Could you copy every line from the material below in which "Output" appears?
--- Supplied records ---
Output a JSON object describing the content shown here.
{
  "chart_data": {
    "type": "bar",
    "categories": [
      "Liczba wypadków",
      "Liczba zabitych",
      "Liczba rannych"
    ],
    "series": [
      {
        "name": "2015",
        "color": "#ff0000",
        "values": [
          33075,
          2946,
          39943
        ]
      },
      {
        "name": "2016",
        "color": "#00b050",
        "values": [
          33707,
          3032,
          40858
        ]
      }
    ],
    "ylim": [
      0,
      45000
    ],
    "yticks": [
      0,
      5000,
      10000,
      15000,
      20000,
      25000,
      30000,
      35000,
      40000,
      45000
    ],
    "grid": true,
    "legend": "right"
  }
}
---
--- Supplied records ---
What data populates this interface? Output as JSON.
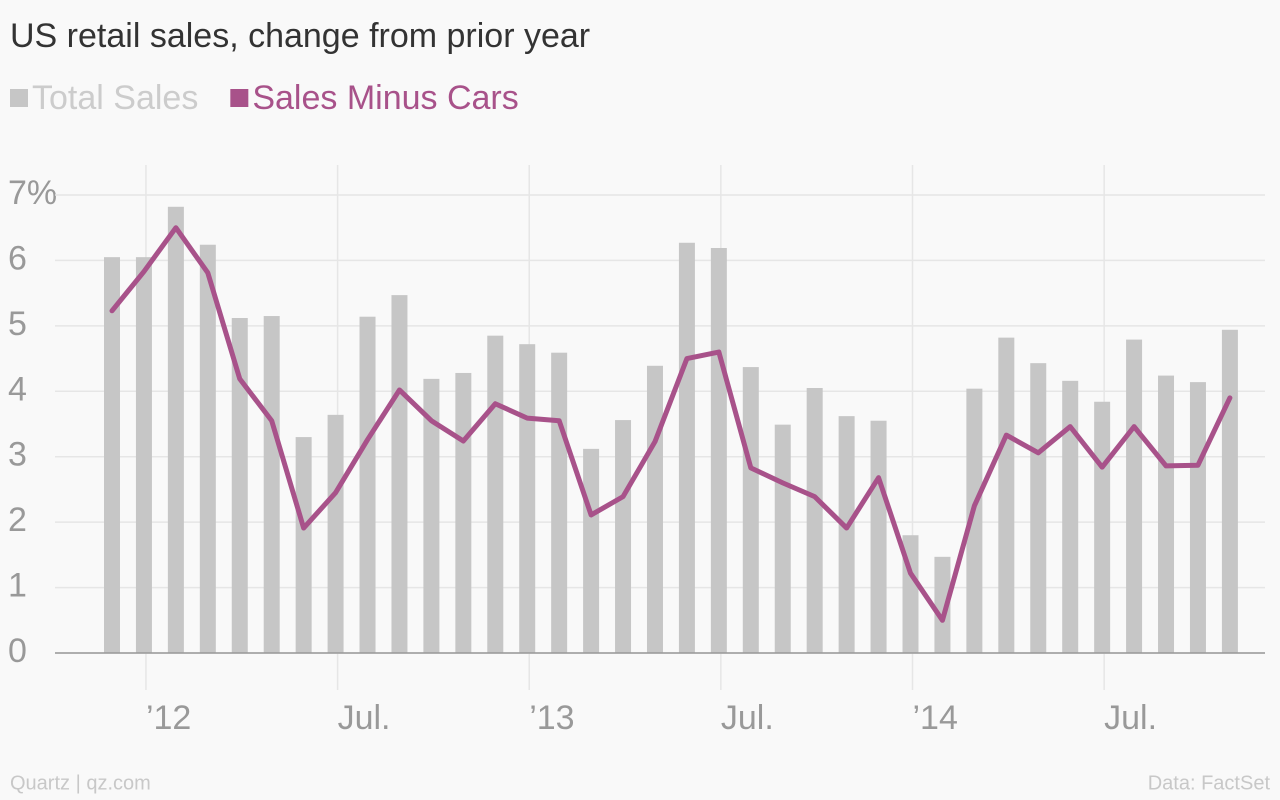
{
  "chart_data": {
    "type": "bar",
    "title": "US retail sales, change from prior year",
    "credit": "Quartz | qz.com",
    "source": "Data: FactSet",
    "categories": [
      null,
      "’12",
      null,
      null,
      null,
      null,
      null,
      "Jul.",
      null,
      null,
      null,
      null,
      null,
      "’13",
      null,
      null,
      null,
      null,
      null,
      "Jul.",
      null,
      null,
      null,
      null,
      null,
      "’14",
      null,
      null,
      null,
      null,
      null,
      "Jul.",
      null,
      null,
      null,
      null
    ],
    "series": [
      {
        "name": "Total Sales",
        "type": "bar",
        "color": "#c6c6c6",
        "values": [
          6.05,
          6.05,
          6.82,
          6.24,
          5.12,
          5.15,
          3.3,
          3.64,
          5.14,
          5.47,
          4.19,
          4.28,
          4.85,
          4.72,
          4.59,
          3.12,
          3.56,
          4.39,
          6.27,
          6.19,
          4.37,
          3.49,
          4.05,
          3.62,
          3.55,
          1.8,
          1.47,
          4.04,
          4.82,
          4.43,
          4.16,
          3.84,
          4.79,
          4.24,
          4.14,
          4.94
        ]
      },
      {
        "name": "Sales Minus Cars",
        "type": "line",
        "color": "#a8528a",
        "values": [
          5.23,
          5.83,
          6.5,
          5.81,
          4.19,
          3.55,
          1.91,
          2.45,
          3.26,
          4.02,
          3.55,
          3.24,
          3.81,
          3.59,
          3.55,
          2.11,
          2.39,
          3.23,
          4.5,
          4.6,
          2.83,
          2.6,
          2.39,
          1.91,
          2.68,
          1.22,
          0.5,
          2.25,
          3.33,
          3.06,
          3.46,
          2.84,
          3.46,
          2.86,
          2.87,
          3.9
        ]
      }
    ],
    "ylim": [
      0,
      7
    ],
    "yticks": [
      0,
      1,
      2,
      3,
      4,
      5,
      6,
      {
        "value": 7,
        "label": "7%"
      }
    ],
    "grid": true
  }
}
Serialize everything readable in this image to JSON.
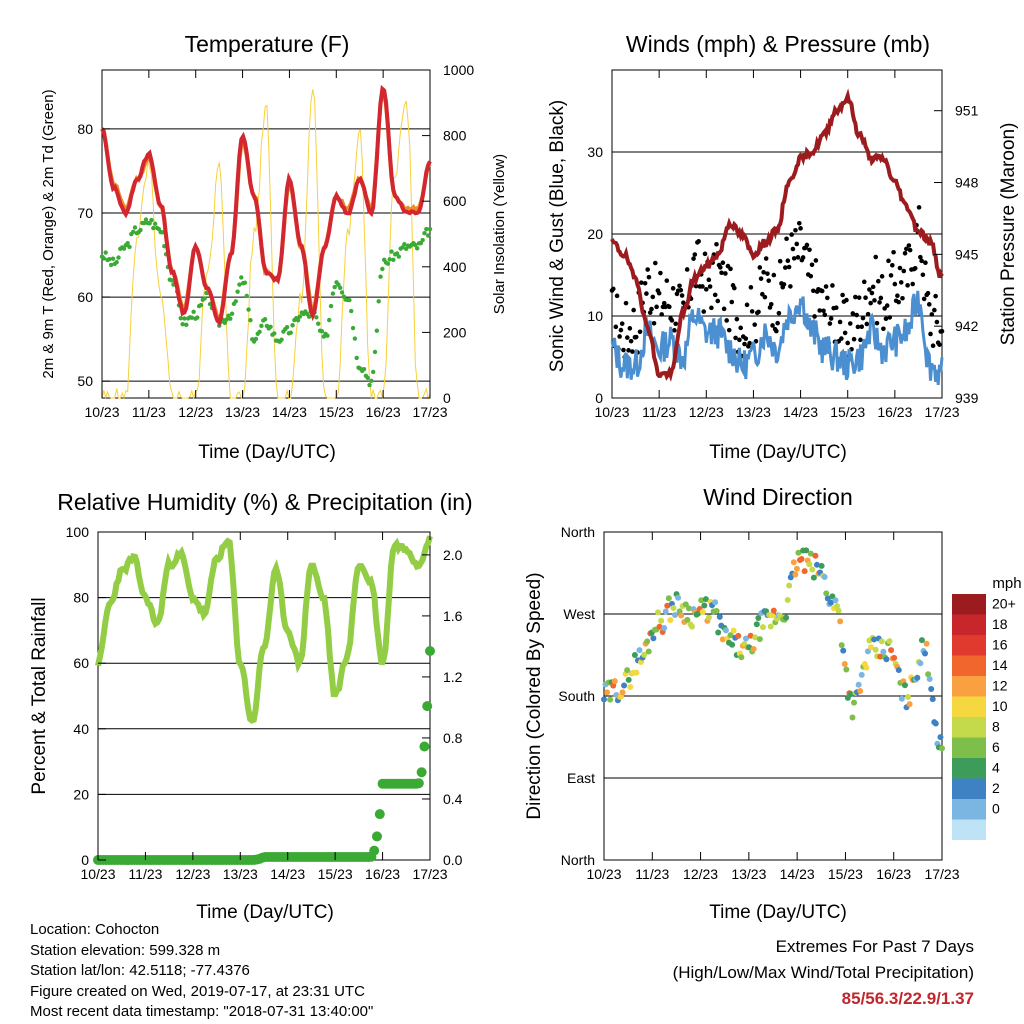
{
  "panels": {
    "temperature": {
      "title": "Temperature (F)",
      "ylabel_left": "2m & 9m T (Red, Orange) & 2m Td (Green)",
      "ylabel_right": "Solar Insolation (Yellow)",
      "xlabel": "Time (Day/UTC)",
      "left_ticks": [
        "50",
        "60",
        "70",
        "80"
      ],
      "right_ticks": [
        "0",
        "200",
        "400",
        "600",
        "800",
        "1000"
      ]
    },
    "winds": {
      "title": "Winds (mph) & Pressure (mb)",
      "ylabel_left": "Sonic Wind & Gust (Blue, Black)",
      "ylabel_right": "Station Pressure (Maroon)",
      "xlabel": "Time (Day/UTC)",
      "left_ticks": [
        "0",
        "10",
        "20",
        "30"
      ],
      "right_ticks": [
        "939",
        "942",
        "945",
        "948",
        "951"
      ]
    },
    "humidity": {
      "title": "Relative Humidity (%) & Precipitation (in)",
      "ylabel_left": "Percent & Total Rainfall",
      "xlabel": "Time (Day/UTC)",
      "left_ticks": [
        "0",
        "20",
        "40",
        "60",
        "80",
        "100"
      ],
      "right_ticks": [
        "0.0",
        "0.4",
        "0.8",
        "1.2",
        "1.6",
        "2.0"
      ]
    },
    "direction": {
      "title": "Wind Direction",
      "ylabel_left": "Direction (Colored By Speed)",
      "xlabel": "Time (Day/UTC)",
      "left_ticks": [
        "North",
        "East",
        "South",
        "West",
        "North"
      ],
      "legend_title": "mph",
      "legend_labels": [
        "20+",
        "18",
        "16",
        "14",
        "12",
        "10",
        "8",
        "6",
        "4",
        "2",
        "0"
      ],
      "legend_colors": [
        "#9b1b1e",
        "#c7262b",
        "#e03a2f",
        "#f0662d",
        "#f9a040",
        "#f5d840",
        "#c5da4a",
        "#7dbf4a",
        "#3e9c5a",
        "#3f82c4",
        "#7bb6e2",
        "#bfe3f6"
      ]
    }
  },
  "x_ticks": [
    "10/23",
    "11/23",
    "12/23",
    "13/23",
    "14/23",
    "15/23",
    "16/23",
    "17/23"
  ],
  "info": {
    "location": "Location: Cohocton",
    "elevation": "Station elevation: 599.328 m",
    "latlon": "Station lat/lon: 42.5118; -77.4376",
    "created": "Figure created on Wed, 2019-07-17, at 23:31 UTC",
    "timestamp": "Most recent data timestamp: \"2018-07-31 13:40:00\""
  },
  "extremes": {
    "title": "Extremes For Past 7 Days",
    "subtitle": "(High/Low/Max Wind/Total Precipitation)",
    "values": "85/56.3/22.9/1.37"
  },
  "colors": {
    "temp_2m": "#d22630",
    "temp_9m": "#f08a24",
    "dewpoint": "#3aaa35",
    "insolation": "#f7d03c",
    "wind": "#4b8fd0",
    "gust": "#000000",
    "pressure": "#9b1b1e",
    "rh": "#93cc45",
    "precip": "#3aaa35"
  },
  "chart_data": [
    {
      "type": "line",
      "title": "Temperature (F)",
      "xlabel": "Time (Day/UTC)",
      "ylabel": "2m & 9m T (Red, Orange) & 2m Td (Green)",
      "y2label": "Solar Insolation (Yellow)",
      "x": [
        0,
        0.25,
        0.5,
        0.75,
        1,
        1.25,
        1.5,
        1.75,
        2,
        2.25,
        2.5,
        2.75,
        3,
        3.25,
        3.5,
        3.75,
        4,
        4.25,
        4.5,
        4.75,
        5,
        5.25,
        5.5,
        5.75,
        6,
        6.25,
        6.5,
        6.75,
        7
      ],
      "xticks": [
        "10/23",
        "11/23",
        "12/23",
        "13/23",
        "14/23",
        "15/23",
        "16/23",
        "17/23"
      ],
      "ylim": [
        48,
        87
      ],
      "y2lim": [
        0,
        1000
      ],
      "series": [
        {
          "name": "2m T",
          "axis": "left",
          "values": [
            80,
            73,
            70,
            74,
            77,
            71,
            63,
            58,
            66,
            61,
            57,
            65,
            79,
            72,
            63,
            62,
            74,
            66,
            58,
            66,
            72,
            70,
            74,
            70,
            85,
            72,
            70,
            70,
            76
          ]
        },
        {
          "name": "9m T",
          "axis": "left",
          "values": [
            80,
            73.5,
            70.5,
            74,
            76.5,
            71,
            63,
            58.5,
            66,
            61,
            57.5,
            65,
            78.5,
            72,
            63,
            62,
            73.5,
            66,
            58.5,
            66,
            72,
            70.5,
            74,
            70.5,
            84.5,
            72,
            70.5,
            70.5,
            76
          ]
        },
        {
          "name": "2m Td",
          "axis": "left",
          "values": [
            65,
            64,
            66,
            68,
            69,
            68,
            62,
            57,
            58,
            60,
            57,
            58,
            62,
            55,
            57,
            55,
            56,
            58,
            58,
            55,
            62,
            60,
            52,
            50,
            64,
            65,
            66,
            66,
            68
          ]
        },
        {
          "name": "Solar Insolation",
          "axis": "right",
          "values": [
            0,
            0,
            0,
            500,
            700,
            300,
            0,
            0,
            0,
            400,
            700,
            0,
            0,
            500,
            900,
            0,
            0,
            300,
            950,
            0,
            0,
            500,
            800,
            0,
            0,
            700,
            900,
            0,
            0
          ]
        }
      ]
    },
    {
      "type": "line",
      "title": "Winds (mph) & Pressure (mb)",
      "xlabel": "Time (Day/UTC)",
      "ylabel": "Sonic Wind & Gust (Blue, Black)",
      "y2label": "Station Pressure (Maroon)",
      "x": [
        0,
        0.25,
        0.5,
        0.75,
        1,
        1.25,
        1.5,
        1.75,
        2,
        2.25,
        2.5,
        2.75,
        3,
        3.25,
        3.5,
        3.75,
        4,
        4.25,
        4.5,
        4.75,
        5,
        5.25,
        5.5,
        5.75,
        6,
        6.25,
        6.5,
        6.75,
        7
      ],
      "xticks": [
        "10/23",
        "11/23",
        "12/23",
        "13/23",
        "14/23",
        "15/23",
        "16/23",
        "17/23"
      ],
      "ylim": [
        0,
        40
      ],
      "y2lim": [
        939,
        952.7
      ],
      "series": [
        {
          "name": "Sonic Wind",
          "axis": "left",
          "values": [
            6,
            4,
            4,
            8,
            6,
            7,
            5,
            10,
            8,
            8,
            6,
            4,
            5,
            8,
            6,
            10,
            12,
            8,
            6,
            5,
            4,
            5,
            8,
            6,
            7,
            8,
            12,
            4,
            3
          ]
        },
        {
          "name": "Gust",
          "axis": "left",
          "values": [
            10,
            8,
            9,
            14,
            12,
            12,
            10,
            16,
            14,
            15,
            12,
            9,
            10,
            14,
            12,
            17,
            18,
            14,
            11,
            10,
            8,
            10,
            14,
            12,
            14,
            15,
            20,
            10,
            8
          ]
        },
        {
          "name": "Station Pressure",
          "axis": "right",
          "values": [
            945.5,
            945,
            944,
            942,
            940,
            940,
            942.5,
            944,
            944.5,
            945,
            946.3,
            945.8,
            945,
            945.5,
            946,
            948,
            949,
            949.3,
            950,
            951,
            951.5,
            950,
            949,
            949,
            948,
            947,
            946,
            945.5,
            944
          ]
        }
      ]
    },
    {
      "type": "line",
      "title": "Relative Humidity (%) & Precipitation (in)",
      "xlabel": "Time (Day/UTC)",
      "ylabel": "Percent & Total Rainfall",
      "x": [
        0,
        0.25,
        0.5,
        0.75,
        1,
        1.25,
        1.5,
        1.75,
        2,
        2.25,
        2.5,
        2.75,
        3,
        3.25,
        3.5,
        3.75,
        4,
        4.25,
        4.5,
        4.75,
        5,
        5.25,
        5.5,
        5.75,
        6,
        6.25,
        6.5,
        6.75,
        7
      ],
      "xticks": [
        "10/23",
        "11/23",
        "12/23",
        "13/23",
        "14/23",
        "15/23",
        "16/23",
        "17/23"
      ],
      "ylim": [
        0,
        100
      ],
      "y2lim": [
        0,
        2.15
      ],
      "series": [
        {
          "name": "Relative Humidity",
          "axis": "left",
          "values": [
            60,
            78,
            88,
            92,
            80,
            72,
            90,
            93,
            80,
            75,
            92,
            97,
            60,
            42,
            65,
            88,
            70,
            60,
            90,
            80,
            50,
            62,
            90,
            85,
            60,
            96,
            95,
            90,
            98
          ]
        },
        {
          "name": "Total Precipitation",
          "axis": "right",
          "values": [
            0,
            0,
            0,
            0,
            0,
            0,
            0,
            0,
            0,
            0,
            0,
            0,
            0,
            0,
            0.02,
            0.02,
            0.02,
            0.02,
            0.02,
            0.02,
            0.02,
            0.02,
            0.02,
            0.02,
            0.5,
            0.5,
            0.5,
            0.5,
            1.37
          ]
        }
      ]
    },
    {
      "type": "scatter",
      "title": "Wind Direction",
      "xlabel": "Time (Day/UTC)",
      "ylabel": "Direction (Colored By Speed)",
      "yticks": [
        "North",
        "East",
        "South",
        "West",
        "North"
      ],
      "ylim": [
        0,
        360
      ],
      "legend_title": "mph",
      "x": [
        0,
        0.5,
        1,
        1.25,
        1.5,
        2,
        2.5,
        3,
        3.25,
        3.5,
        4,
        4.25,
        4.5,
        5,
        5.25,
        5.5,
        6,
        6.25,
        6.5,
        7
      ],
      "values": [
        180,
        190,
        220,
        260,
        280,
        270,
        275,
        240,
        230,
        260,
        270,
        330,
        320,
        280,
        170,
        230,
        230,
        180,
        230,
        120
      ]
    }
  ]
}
---
* _Complete answer_:
Output a JSON object describing the content shown here.
What data populates this interface? Output as JSON.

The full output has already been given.